**EXERCISE DETAILS:**
Find the lines that contain the word "image" and copy each one.

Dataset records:
▽
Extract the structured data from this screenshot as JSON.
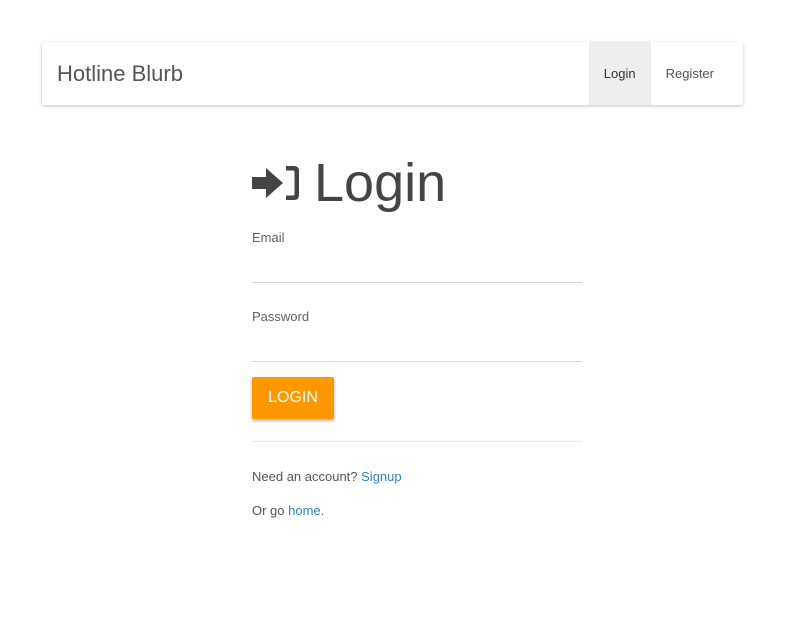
{
  "navbar": {
    "brand": "Hotline Blurb",
    "links": [
      {
        "label": "Login",
        "active": true
      },
      {
        "label": "Register",
        "active": false
      }
    ]
  },
  "login": {
    "title": "Login",
    "icon": "sign-in-icon",
    "email": {
      "label": "Email",
      "value": ""
    },
    "password": {
      "label": "Password",
      "value": ""
    },
    "button_label": "LOGIN"
  },
  "footer": {
    "signup_prefix": "Need an account? ",
    "signup_link": "Signup",
    "home_prefix": "Or go ",
    "home_link": "home",
    "home_suffix": "."
  },
  "colors": {
    "accent": "#ff9800",
    "link": "#2e86c1",
    "active_nav_bg": "#eeeeee"
  }
}
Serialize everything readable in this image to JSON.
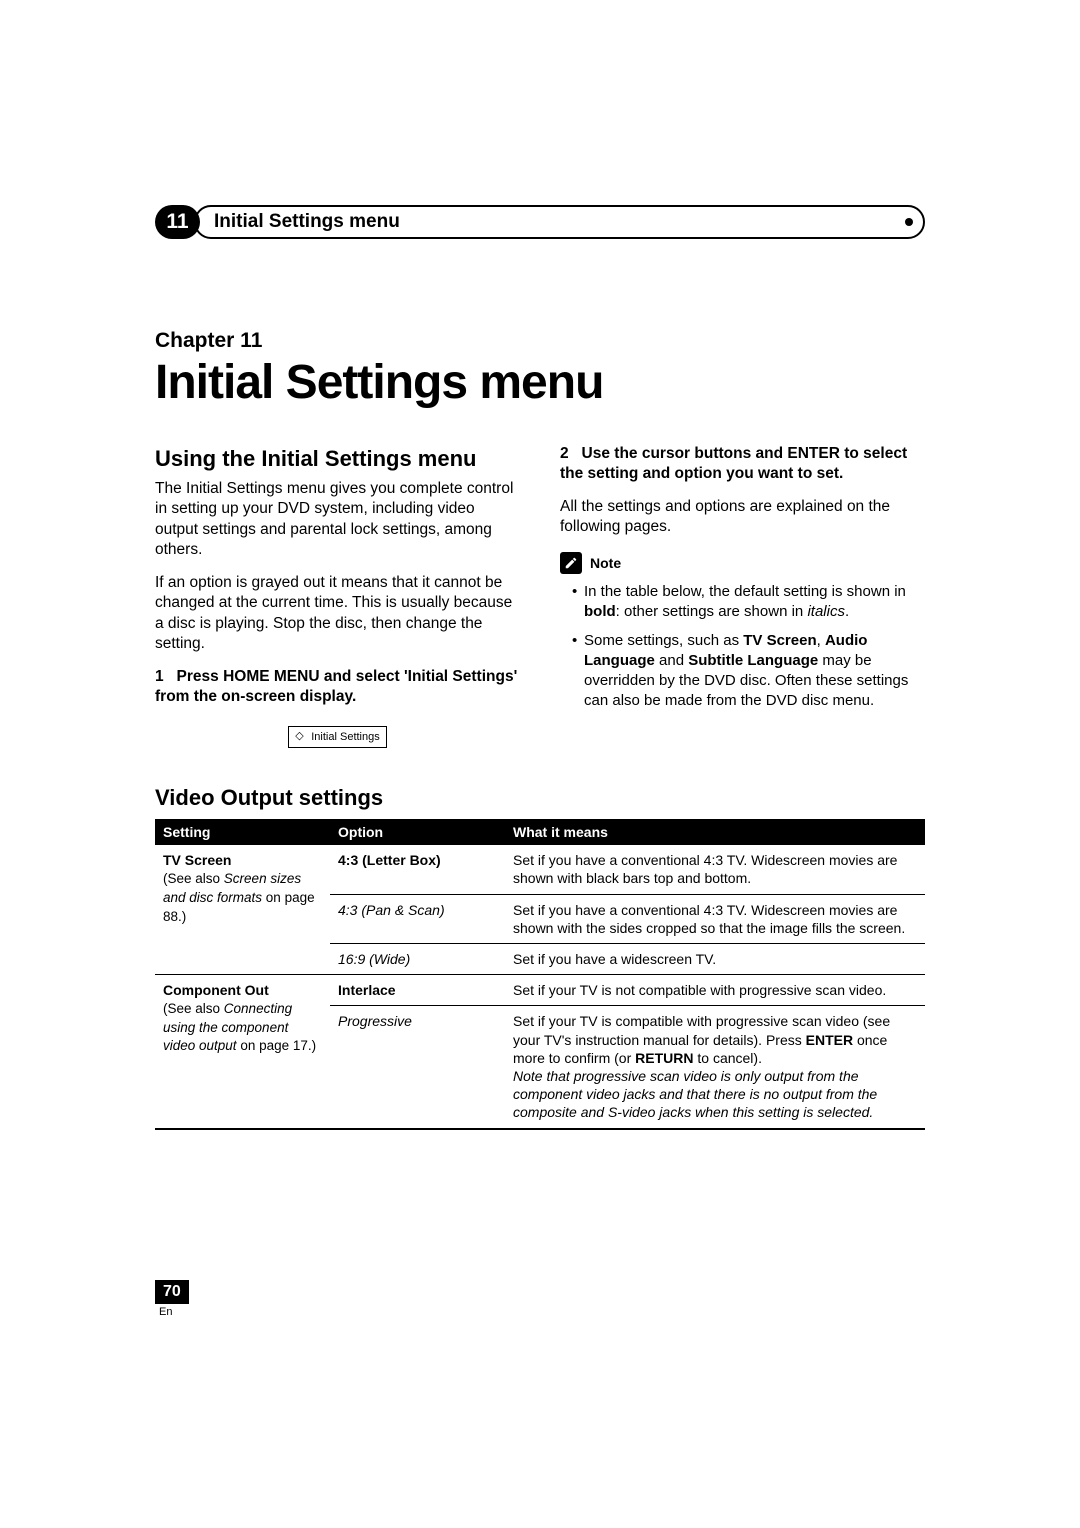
{
  "header": {
    "chapter_number": "11",
    "pill_title": "Initial Settings menu"
  },
  "chapter": {
    "label": "Chapter 11",
    "title": "Initial Settings menu"
  },
  "left": {
    "heading": "Using the Initial Settings menu",
    "p1": "The Initial Settings menu gives you complete control in setting up your DVD system, including video output settings and parental lock settings, among others.",
    "p2": "If an option is grayed out it means that it cannot be changed at the current time. This is usually because a disc is playing. Stop the disc, then change the setting.",
    "step1_num": "1",
    "step1_text": "Press HOME MENU and select 'Initial Settings' from the on-screen display.",
    "callout": "Initial Settings"
  },
  "right": {
    "step2_num": "2",
    "step2_text": "Use the cursor buttons and ENTER to select the setting and option you want to set.",
    "p_after": "All the settings and options are explained on the following pages.",
    "note_label": "Note",
    "note1_a": "In the table below, the default setting is shown in ",
    "note1_bold": "bold",
    "note1_b": ": other settings are shown in ",
    "note1_italics": "italics",
    "note1_c": ".",
    "note2_a": "Some settings, such as ",
    "note2_b1": "TV Screen",
    "note2_sep1": ", ",
    "note2_b2": "Audio Language",
    "note2_sep2": " and ",
    "note2_b3": "Subtitle Language",
    "note2_tail": " may be overridden by the DVD disc. Often these settings can also be made from the DVD disc menu."
  },
  "table": {
    "title": "Video Output settings",
    "headers": {
      "setting": "Setting",
      "option": "Option",
      "means": "What it means"
    },
    "tv_screen": {
      "name": "TV Screen",
      "sub_a": "(See also ",
      "sub_i": "Screen sizes and disc formats",
      "sub_b": " on page 88.)",
      "opt1": "4:3 (Letter Box)",
      "mean1": "Set if you have a conventional 4:3 TV. Widescreen movies are shown with black bars top and bottom.",
      "opt2": "4:3 (Pan & Scan)",
      "mean2": "Set if you have a conventional 4:3 TV. Widescreen movies are shown with the sides cropped so that the image fills the screen.",
      "opt3": "16:9 (Wide)",
      "mean3": "Set if you have a widescreen TV."
    },
    "component": {
      "name": "Component Out",
      "sub_a": "(See also ",
      "sub_i": "Connecting using the component video output",
      "sub_b": " on page 17.)",
      "opt1": "Interlace",
      "mean1": "Set if your TV is not compatible with progressive scan video.",
      "opt2": "Progressive",
      "mean2_a": "Set if your TV is compatible with progressive scan video (see your TV's instruction manual for details). Press ",
      "mean2_b1": "ENTER",
      "mean2_b": " once more to confirm (or ",
      "mean2_b2": "RETURN",
      "mean2_c": " to cancel).",
      "mean2_note": "Note that progressive scan video is only output from the component video jacks and that there is no output from the composite and S-video jacks when this setting is selected."
    }
  },
  "footer": {
    "page": "70",
    "lang": "En"
  }
}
△
**OUTPUT FOR THIS EXERCISE:**
Serialize everything readable in this image to JSON.
      "mean2": "Set if you have a conventional 4:3 TV. Widescreen movies are shown with the sides cropped so that the image fills the screen.",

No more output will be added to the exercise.